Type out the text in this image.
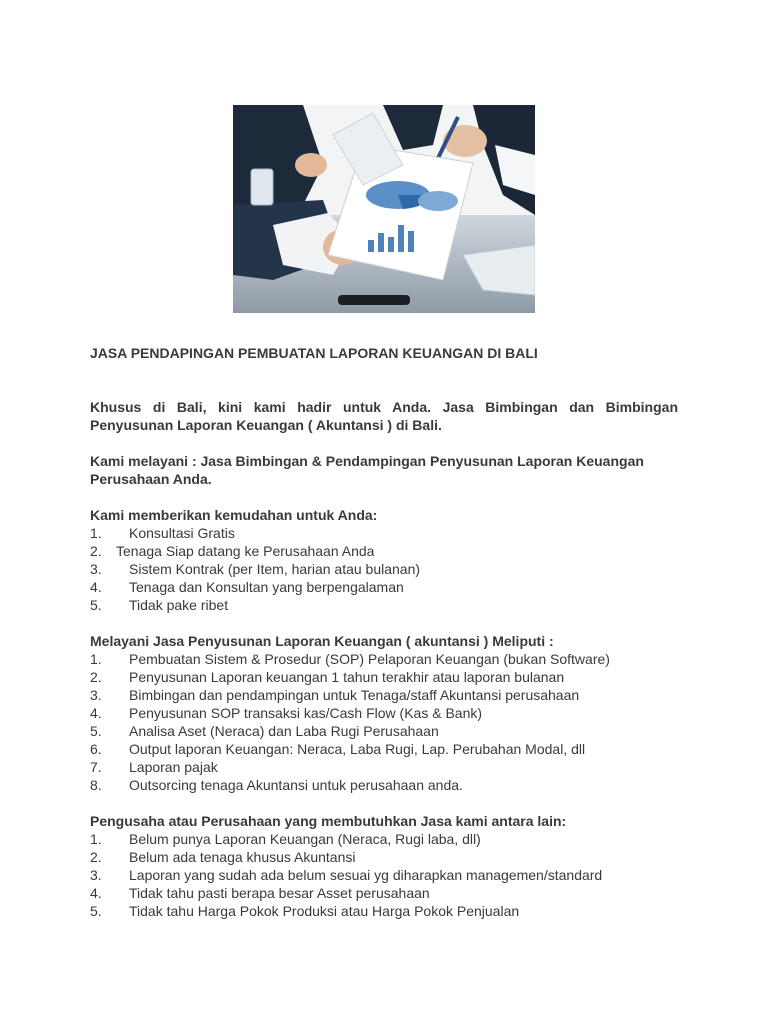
JASA PENDAPINGAN PEMBUATAN LAPORAN KEUANGAN DI BALI

Khusus di Bali, kini kami hadir untuk Anda. Jasa Bimbingan dan Bimbingan Penyusunan Laporan Keuangan ( Akuntansi ) di Bali.

Kami melayani : Jasa Bimbingan & Pendampingan Penyusunan Laporan Keuangan Perusahaan Anda.

Kami memberikan kemudahan untuk Anda:

1. Konsultasi Gratis
2. Tenaga Siap datang ke Perusahaan Anda
3. Sistem Kontrak (per Item, harian atau bulanan)
4. Tenaga dan Konsultan yang berpengalaman
5. Tidak pake ribet

Melayani Jasa Penyusunan Laporan Keuangan ( akuntansi ) Meliputi :

1. Pembuatan Sistem & Prosedur (SOP) Pelaporan Keuangan (bukan Software)
2. Penyusunan Laporan keuangan 1 tahun terakhir atau laporan bulanan
3. Bimbingan dan pendampingan untuk Tenaga/staff Akuntansi perusahaan
4. Penyusunan SOP transaksi kas/Cash Flow (Kas & Bank)
5. Analisa Aset (Neraca) dan Laba Rugi Perusahaan
6. Output laporan Keuangan: Neraca, Laba Rugi, Lap. Perubahan Modal, dll
7. Laporan pajak
8. Outsorcing tenaga Akuntansi untuk perusahaan anda.

Pengusaha atau Perusahaan yang membutuhkan Jasa kami antara lain:

1. Belum punya Laporan Keuangan (Neraca, Rugi laba, dll)
2. Belum ada tenaga khusus Akuntansi
3. Laporan yang sudah ada belum sesuai yg diharapkan managemen/standard
4. Tidak tahu pasti berapa besar Asset perusahaan
5. Tidak tahu Harga Pokok Produksi atau Harga Pokok Penjualan
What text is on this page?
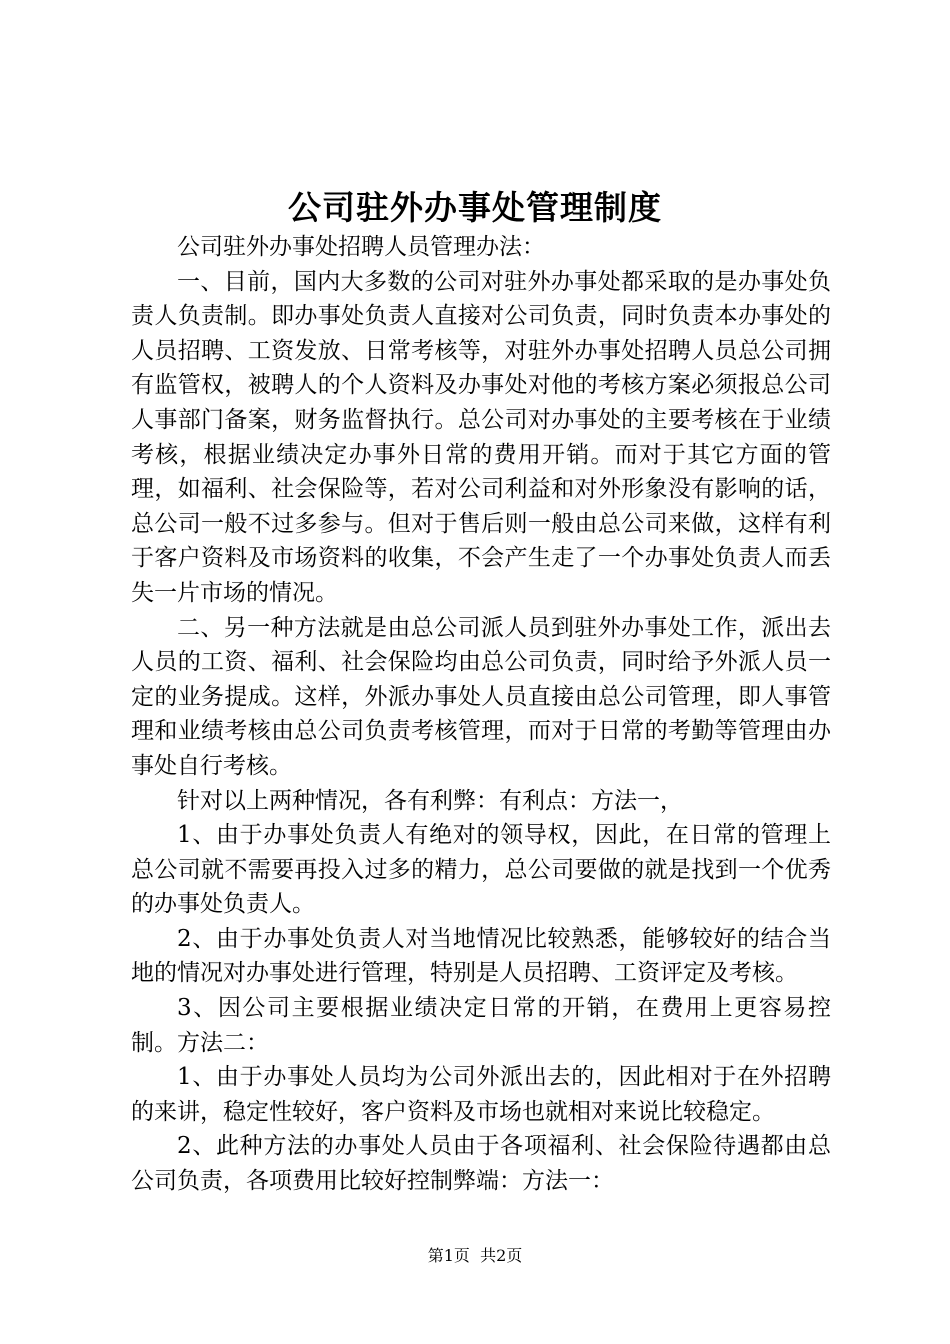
公司驻外办事处管理制度

公司驻外办事处招聘人员管理办法：

一、目前，国内大多数的公司对驻外办事处都采取的是办事处负责人负责制。即办事处负责人直接对公司负责，同时负责本办事处的人员招聘、工资发放、日常考核等，对驻外办事处招聘人员总公司拥有监管权，被聘人的个人资料及办事处对他的考核方案必须报总公司人事部门备案，财务监督执行。总公司对办事处的主要考核在于业绩考核，根据业绩决定办事外日常的费用开销。而对于其它方面的管理，如福利、社会保险等，若对公司利益和对外形象没有影响的话，总公司一般不过多参与。但对于售后则一般由总公司来做，这样有利于客户资料及市场资料的收集，不会产生走了一个办事处负责人而丢失一片市场的情况。

二、另一种方法就是由总公司派人员到驻外办事处工作，派出去人员的工资、福利、社会保险均由总公司负责，同时给予外派人员一定的业务提成。这样，外派办事处人员直接由总公司管理，即人事管理和业绩考核由总公司负责考核管理，而对于日常的考勤等管理由办事处自行考核。

针对以上两种情况，各有利弊：有利点：方法一，

1、由于办事处负责人有绝对的领导权，因此，在日常的管理上总公司就不需要再投入过多的精力，总公司要做的就是找到一个优秀的办事处负责人。

2、由于办事处负责人对当地情况比较熟悉，能够较好的结合当地的情况对办事处进行管理，特别是人员招聘、工资评定及考核。

3、因公司主要根据业绩决定日常的开销，在费用上更容易控制。方法二：

1、由于办事处人员均为公司外派出去的，因此相对于在外招聘的来讲，稳定性较好，客户资料及市场也就相对来说比较稳定。

2、此种方法的办事处人员由于各项福利、社会保险待遇都由总公司负责，各项费用比较好控制弊端：方法一：

第1页 共2页
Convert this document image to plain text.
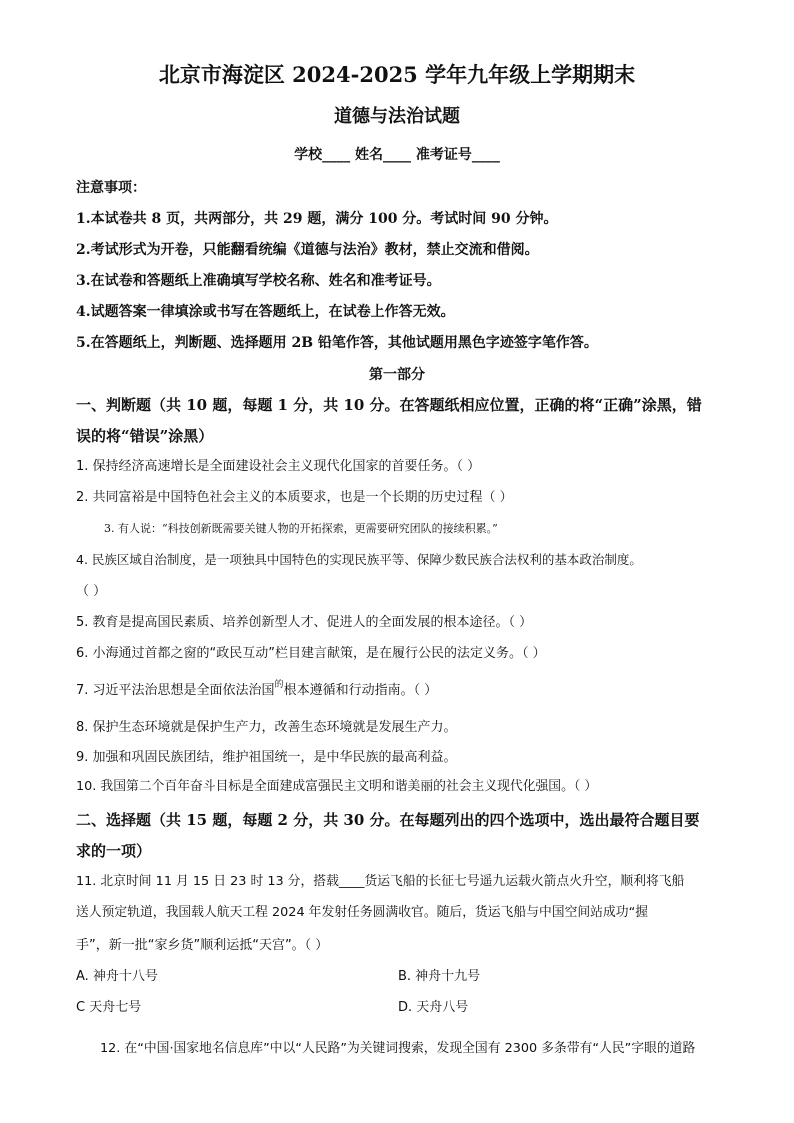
北京市海淀区 2024-2025 学年九年级上学期期末
道德与法治试题
学校____ 姓名____ 准考证号____
注意事项：
1.本试卷共 8 页，共两部分，共 29 题，满分 100 分。考试时间 90 分钟。
2.考试形式为开卷，只能翻看统编《道德与法治》教材，禁止交流和借阅。
3.在试卷和答题纸上准确填写学校名称、姓名和准考证号。
4.试题答案一律填涂或书写在答题纸上，在试卷上作答无效。
5.在答题纸上，判断题、选择题用 2B 铅笔作答，其他试题用黑色字迹签字笔作答。
第一部分
一、判断题（共 10 题，每题 1 分，共 10 分。在答题纸相应位置，正确的将“正确”涂黑，错
误的将“错误”涂黑）
1. 保持经济高速增长是全面建设社会主义现代化国家的首要任务。（ ）
2. 共同富裕是中国特色社会主义的本质要求，也是一个长期的历史过程（ ）
3. 有人说：“科技创新既需要关键人物的开拓探索，更需要研究团队的接续积累。”
4. 民族区域自治制度，是一项独具中国特色的实现民族平等、保障少数民族合法权利的基本政治制度。
（ ）
5. 教育是提高国民素质、培养创新型人才、促进人的全面发展的根本途径。（ ）
6. 小海通过首都之窗的“政民互动”栏目建言献策，是在履行公民的法定义务。（ ）
7. 习近平法治思想是全面依法治国$^的$根本遵循和行动指南。（ ）
8. 保护生态环境就是保护生产力，改善生态环境就是发展生产力。
9. 加强和巩固民族团结，维护祖国统一，是中华民族的最高利益。
10. 我国第二个百年奋斗目标是全面建成富强民主文明和谐美丽的社会主义现代化强国。（ ）
二、选择题（共 15 题，每题 2 分，共 30 分。在每题列出的四个选项中，选出最符合题目要
求的一项）
11. 北京时间 11 月 15 日 23 时 13 分，搭载____货运飞船的长征七号遥九运载火箭点火升空，顺利将飞船
送人预定轨道，我国载人航天工程 2024 年发射任务圆满收官。随后，货运飞船与中国空间站成功“握
手”，新一批“家乡货”顺利运抵“天宫”。（ ）
A. 神舟十八号	B. 神舟十九号
C 天舟七号	D. 天舟八号
12. 在“中国·国家地名信息库”中以“人民路”为关键词搜索，发现全国有 2300 多条带有“人民”字眼的道路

+++

Exclude all images and restate the records above word for word.

# [Reply to the task]
Type out the text in this image.
JASA PENDAPINGAN PEMBUATAN LAPORAN KEUANGAN DI BALI

Khusus di Bali, kini kami hadir untuk Anda. Jasa Bimbingan dan Bimbingan Penyusunan Laporan Keuangan ( Akuntansi ) di Bali.

Kami melayani : Jasa Bimbingan & Pendampingan Penyusunan Laporan Keuangan Perusahaan Anda.

Kami memberikan kemudahan untuk Anda:

1. Konsultasi Gratis
2. Tenaga Siap datang ke Perusahaan Anda
3. Sistem Kontrak (per Item, harian atau bulanan)
4. Tenaga dan Konsultan yang berpengalaman
5. Tidak pake ribet

Melayani Jasa Penyusunan Laporan Keuangan ( akuntansi ) Meliputi :

1. Pembuatan Sistem & Prosedur (SOP) Pelaporan Keuangan (bukan Software)
2. Penyusunan Laporan keuangan 1 tahun terakhir atau laporan bulanan
3. Bimbingan dan pendampingan untuk Tenaga/staff Akuntansi perusahaan
4. Penyusunan SOP transaksi kas/Cash Flow (Kas & Bank)
5. Analisa Aset (Neraca) dan Laba Rugi Perusahaan
6. Output laporan Keuangan: Neraca, Laba Rugi, Lap. Perubahan Modal, dll
7. Laporan pajak
8. Outsorcing tenaga Akuntansi untuk perusahaan anda.

Pengusaha atau Perusahaan yang membutuhkan Jasa kami antara lain:

1. Belum punya Laporan Keuangan (Neraca, Rugi laba, dll)
2. Belum ada tenaga khusus Akuntansi
3. Laporan yang sudah ada belum sesuai yg diharapkan managemen/standard
4. Tidak tahu pasti berapa besar Asset perusahaan
5. Tidak tahu Harga Pokok Produksi atau Harga Pokok Penjualan
What text is on this page?
公司驻外办事处管理制度

公司驻外办事处招聘人员管理办法：

一、目前，国内大多数的公司对驻外办事处都采取的是办事处负责人负责制。即办事处负责人直接对公司负责，同时负责本办事处的人员招聘、工资发放、日常考核等，对驻外办事处招聘人员总公司拥有监管权，被聘人的个人资料及办事处对他的考核方案必须报总公司人事部门备案，财务监督执行。总公司对办事处的主要考核在于业绩考核，根据业绩决定办事外日常的费用开销。而对于其它方面的管理，如福利、社会保险等，若对公司利益和对外形象没有影响的话，总公司一般不过多参与。但对于售后则一般由总公司来做，这样有利于客户资料及市场资料的收集，不会产生走了一个办事处负责人而丢失一片市场的情况。

二、另一种方法就是由总公司派人员到驻外办事处工作，派出去人员的工资、福利、社会保险均由总公司负责，同时给予外派人员一定的业务提成。这样，外派办事处人员直接由总公司管理，即人事管理和业绩考核由总公司负责考核管理，而对于日常的考勤等管理由办事处自行考核。

针对以上两种情况，各有利弊：有利点：方法一，

1、由于办事处负责人有绝对的领导权，因此，在日常的管理上总公司就不需要再投入过多的精力，总公司要做的就是找到一个优秀的办事处负责人。

2、由于办事处负责人对当地情况比较熟悉，能够较好的结合当地的情况对办事处进行管理，特别是人员招聘、工资评定及考核。

3、因公司主要根据业绩决定日常的开销，在费用上更容易控制。方法二：

1、由于办事处人员均为公司外派出去的，因此相对于在外招聘的来讲，稳定性较好，客户资料及市场也就相对来说比较稳定。

2、此种方法的办事处人员由于各项福利、社会保险待遇都由总公司负责，各项费用比较好控制弊端：方法一：

第1页 共2页
Convert this document image to plain text.
北京市海淀区 2024-2025 学年九年级上学期期末
道德与法治试题
学校____ 姓名____ 准考证号____
注意事项：
1.本试卷共 8 页，共两部分，共 29 题，满分 100 分。考试时间 90 分钟。
2.考试形式为开卷，只能翻看统编《道德与法治》教材，禁止交流和借阅。
3.在试卷和答题纸上准确填写学校名称、姓名和准考证号。
4.试题答案一律填涂或书写在答题纸上，在试卷上作答无效。
5.在答题纸上，判断题、选择题用 2B 铅笔作答，其他试题用黑色字迹签字笔作答。
第一部分
一、判断题（共 10 题，每题 1 分，共 10 分。在答题纸相应位置，正确的将“正确”涂黑，错
误的将“错误”涂黑）
1. 保持经济高速增长是全面建设社会主义现代化国家的首要任务。（ ）
2. 共同富裕是中国特色社会主义的本质要求，也是一个长期的历史过程（ ）
3. 有人说：“科技创新既需要关键人物的开拓探索，更需要研究团队的接续积累。”
4. 民族区域自治制度，是一项独具中国特色的实现民族平等、保障少数民族合法权利的基本政治制度。
（ ）
5. 教育是提高国民素质、培养创新型人才、促进人的全面发展的根本途径。（ ）
6. 小海通过首都之窗的“政民互动”栏目建言献策，是在履行公民的法定义务。（ ）
7. 习近平法治思想是全面依法治国$^的$根本遵循和行动指南。（ ）
8. 保护生态环境就是保护生产力，改善生态环境就是发展生产力。
9. 加强和巩固民族团结，维护祖国统一，是中华民族的最高利益。
10. 我国第二个百年奋斗目标是全面建成富强民主文明和谐美丽的社会主义现代化强国。（ ）
二、选择题（共 15 题，每题 2 分，共 30 分。在每题列出的四个选项中，选出最符合题目要
求的一项）
11. 北京时间 11 月 15 日 23 时 13 分，搭载____货运飞船的长征七号遥九运载火箭点火升空，顺利将飞船
送人预定轨道，我国载人航天工程 2024 年发射任务圆满收官。随后，货运飞船与中国空间站成功“握
手”，新一批“家乡货”顺利运抵“天宫”。（ ）
A. 神舟十八号	B. 神舟十九号
C 天舟七号	D. 天舟八号
12. 在“中国·国家地名信息库”中以“人民路”为关键词搜索，发现全国有 2300 多条带有“人民”字眼的道路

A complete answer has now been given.